» **EXERCISE GOAL**
Copy the data precisely, keeping every character.

::::::::

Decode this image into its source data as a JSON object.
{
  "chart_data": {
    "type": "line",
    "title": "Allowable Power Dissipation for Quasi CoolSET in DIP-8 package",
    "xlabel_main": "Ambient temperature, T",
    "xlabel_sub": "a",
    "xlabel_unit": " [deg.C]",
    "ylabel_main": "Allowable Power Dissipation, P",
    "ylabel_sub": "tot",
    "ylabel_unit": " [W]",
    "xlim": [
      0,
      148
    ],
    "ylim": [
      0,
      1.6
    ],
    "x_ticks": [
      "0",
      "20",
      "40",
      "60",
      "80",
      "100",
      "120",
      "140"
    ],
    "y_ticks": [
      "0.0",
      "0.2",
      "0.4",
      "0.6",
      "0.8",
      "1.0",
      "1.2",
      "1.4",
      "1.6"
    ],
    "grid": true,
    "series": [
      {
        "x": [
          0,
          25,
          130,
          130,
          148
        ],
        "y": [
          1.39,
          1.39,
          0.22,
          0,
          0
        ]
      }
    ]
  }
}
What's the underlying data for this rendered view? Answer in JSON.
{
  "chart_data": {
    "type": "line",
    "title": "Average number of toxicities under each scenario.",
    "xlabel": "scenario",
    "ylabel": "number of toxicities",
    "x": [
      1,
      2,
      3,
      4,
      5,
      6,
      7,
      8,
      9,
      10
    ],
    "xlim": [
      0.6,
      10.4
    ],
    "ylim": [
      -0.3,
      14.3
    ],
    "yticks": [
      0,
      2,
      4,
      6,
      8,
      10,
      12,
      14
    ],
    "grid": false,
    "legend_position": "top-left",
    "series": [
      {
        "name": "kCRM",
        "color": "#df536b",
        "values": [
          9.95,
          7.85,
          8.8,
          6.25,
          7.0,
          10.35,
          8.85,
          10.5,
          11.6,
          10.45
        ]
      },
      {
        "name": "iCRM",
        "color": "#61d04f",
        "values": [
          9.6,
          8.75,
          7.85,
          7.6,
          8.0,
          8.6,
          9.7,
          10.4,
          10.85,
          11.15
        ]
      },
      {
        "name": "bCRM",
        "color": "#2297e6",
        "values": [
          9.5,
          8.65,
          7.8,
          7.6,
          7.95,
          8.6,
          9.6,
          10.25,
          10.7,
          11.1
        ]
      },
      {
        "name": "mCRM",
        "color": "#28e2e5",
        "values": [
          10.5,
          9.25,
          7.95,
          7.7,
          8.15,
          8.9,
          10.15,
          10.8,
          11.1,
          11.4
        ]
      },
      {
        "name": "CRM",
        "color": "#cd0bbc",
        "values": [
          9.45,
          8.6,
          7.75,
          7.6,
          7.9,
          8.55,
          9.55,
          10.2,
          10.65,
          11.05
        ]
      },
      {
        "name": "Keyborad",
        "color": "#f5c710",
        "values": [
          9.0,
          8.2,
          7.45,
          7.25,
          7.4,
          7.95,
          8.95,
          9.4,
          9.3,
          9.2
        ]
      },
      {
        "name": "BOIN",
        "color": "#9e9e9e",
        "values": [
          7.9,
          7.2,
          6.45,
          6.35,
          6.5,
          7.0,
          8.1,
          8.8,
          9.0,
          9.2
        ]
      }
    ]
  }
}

::::::::

» **FINISHED TASK**
Decode this image into its source data as a JSON object.
{
  "chart_data": {
    "type": "line",
    "title": "Allowable Power Dissipation for Quasi CoolSET in DIP-8 package",
    "xlabel_main": "Ambient temperature, T",
    "xlabel_sub": "a",
    "xlabel_unit": " [deg.C]",
    "ylabel_main": "Allowable Power Dissipation, P",
    "ylabel_sub": "tot",
    "ylabel_unit": " [W]",
    "xlim": [
      0,
      148
    ],
    "ylim": [
      0,
      1.6
    ],
    "x_ticks": [
      "0",
      "20",
      "40",
      "60",
      "80",
      "100",
      "120",
      "140"
    ],
    "y_ticks": [
      "0.0",
      "0.2",
      "0.4",
      "0.6",
      "0.8",
      "1.0",
      "1.2",
      "1.4",
      "1.6"
    ],
    "grid": true,
    "series": [
      {
        "x": [
          0,
          25,
          130,
          130,
          148
        ],
        "y": [
          1.39,
          1.39,
          0.22,
          0,
          0
        ]
      }
    ]
  }
}
What's the underlying data for this rendered view? Answer in JSON.
{
  "chart_data": {
    "type": "line",
    "title": "Average number of toxicities under each scenario.",
    "xlabel": "scenario",
    "ylabel": "number of toxicities",
    "x": [
      1,
      2,
      3,
      4,
      5,
      6,
      7,
      8,
      9,
      10
    ],
    "xlim": [
      0.6,
      10.4
    ],
    "ylim": [
      -0.3,
      14.3
    ],
    "yticks": [
      0,
      2,
      4,
      6,
      8,
      10,
      12,
      14
    ],
    "grid": false,
    "legend_position": "top-left",
    "series": [
      {
        "name": "kCRM",
        "color": "#df536b",
        "values": [
          9.95,
          7.85,
          8.8,
          6.25,
          7.0,
          10.35,
          8.85,
          10.5,
          11.6,
          10.45
        ]
      },
      {
        "name": "iCRM",
        "color": "#61d04f",
        "values": [
          9.6,
          8.75,
          7.85,
          7.6,
          8.0,
          8.6,
          9.7,
          10.4,
          10.85,
          11.15
        ]
      },
      {
        "name": "bCRM",
        "color": "#2297e6",
        "values": [
          9.5,
          8.65,
          7.8,
          7.6,
          7.95,
          8.6,
          9.6,
          10.25,
          10.7,
          11.1
        ]
      },
      {
        "name": "mCRM",
        "color": "#28e2e5",
        "values": [
          10.5,
          9.25,
          7.95,
          7.7,
          8.15,
          8.9,
          10.15,
          10.8,
          11.1,
          11.4
        ]
      },
      {
        "name": "CRM",
        "color": "#cd0bbc",
        "values": [
          9.45,
          8.6,
          7.75,
          7.6,
          7.9,
          8.55,
          9.55,
          10.2,
          10.65,
          11.05
        ]
      },
      {
        "name": "Keyborad",
        "color": "#f5c710",
        "values": [
          9.0,
          8.2,
          7.45,
          7.25,
          7.4,
          7.95,
          8.95,
          9.4,
          9.3,
          9.2
        ]
      },
      {
        "name": "BOIN",
        "color": "#9e9e9e",
        "values": [
          7.9,
          7.2,
          6.45,
          6.35,
          6.5,
          7.0,
          8.1,
          8.8,
          9.0,
          9.2
        ]
      }
    ]
  }
}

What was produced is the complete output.